I haven't been able to find any way to do this. But since you can rebin, I assume there must be away to do it.

The alternative is that I take the bounds of the most populated bin and see which of the pixels fall within in it.

HDembinski commented 5 years ago

Hi, you can use the indexed range generator. See https://www.boost.org/doc/libs/develop/libs/histogram/doc/html/histogram/guide.html#histogram.guide.fill_a_histogram_and_access_cell

#include <boost/histogram.hpp>

using namespace boost::histogram;
using namespace boost::histogram::literals;

int main() {
    auto h = make_histogram(
        axis::integer<>(0, 255, "r"),
        axis::integer<>(0, 255, "g"),
        axis::integer<>(0, 255, "b")
    );

    // fill ...

    // find colors for max element
    double max = 0;
    struct rgb_t { int r, g, b; };
    rgb_t color = {-1, -1, -1};
    for (auto&& x : indexed(h)) {
        if (*x < max) continue;
        max = *x;
        color = { x.bin(0_c), x.bin(1_c), x.bin(2_c) };
    }
    // color contains now the rgb values for the bin with the highest count
}

It would be nice to use std::max_element here, but that doesn't work with the current version of the library, since std::max_element requires forward iterators, while indexed returns input iterators. There is an open issue to fix that, see #198

HDembinski commented 5 years ago

This seems like a useful item for the "Getting Started" section to showcase indexed. Thank you for reporting!

■ Information
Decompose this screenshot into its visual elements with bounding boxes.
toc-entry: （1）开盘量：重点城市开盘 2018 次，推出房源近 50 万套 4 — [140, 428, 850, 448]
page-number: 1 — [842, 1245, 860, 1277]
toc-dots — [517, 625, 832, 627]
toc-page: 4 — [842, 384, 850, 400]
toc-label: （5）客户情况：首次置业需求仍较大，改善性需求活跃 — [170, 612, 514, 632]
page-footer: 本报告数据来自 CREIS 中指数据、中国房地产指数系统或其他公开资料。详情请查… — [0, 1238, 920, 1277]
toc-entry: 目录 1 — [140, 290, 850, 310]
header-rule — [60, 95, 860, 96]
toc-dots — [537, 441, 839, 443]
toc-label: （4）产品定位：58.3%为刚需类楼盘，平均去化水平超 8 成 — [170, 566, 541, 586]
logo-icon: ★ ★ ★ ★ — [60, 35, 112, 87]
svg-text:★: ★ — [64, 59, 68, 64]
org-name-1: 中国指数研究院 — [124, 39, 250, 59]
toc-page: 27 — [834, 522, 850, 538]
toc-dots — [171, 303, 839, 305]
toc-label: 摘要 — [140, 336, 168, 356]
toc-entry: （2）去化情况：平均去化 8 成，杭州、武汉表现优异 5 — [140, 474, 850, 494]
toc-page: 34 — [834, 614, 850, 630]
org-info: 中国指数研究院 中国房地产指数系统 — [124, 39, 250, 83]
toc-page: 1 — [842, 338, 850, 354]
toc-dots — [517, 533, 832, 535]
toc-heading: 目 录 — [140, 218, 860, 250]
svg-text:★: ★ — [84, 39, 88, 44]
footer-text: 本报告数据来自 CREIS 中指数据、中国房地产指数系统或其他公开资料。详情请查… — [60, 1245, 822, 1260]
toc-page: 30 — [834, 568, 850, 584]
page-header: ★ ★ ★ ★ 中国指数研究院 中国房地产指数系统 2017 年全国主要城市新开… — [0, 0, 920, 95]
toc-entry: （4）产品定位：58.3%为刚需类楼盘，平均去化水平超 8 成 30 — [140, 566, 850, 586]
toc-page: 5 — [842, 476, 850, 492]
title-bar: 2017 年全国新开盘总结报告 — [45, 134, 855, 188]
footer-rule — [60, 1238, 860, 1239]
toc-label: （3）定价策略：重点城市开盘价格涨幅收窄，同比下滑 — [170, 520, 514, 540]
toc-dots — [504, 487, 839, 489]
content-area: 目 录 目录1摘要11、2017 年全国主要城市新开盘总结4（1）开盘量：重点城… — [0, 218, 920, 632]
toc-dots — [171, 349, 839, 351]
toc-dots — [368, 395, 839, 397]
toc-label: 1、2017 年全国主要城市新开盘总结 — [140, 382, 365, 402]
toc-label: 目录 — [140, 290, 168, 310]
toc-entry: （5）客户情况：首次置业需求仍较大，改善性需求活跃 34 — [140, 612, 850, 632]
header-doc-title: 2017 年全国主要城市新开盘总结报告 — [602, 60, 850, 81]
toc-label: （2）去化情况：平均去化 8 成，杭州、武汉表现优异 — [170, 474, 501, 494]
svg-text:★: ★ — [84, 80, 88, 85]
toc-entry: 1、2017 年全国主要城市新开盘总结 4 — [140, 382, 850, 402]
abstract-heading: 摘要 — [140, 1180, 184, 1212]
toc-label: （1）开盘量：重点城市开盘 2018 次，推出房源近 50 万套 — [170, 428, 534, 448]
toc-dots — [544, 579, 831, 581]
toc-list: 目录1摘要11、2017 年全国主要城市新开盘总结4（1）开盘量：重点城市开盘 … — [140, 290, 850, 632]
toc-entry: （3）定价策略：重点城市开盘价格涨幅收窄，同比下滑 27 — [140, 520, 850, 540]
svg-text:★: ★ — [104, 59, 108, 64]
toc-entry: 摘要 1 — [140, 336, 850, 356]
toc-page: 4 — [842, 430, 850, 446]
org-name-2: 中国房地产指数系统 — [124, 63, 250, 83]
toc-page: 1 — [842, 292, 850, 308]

■ Questions
[a] Answer these about the histogram thread:
(i) What alternative does the person asking the question propose?
(ii) Why can't std::max_element be used with the current version of the library?
(iii) Which section is suggested as a place to showcase indexed?
[b] Can you carry on the histogram thread from its last comment?
The items are taken from a different source than the histogram thread.

■ Answers to each task
[a]
(i) Taking the bounds of the most populated bin and seeing which of the pixels fall within it.
(ii) std::max_element requires forward iterators, while indexed returns input iterators.
(iii) The "Getting Started" section.

[b]
nuhash commented 5 years ago

Thank you for that. I was using bins which spanned across more than one colour but this would actually work better.

However, if someone was using bins which span multiple values then how would they find the entries? I imagine this might be something of interest to quite a few usages of histograms.

HDembinski commented 5 years ago

However, if someone was using bins which span multiple values then how would they find the entries? I imagine this might be something of interest to quite a few usages of histograms.

Could you please send a minimal code example? I don't know what you mean.

nuhash commented 5 years ago
auto h = make_histogram(axis::regular<>(nBins,0.0,1.0,"R"),axis::regular<>(nBins,0.0,1.0,"G"),axis::regular<>(nBins,0.0,1.0,"B"));`
//fill
int modeCount = -1;
int modeIndex0;
int modeIndex1;
int modeIndex2;

for(auto item : indexed(h)){
    int c = item.bin();
    if(*item>modeCount)
    {
         modeCount = *item;
         modeIndex0 = item.bin(0_c);
         modeIndex1 = item.bin(1_c);
         modeIndex2 = item.bin(2_c);
     }
}

auto itemsInModeBin = h.ItemsInBin(modeIndex0,modeIndex1,modeIndex2);

ColorStruct meanColorInModeBin
for(auto item : itemsInModeBin)
{
//compute average of colors in bin
}

Hope this helps you understand my question

HDembinski commented 5 years ago

I think there is a misunderstanding then. To access the cell for modeIndex0, modeIndex1, modeIndex2 , you use histogram::at. In a standard histogram, the cell just contains a counter. Whenever you fill the histogram, it looks up the cell and increments the counter. The counter is just a number, so there is nothing to iterate over in the last loop of your example.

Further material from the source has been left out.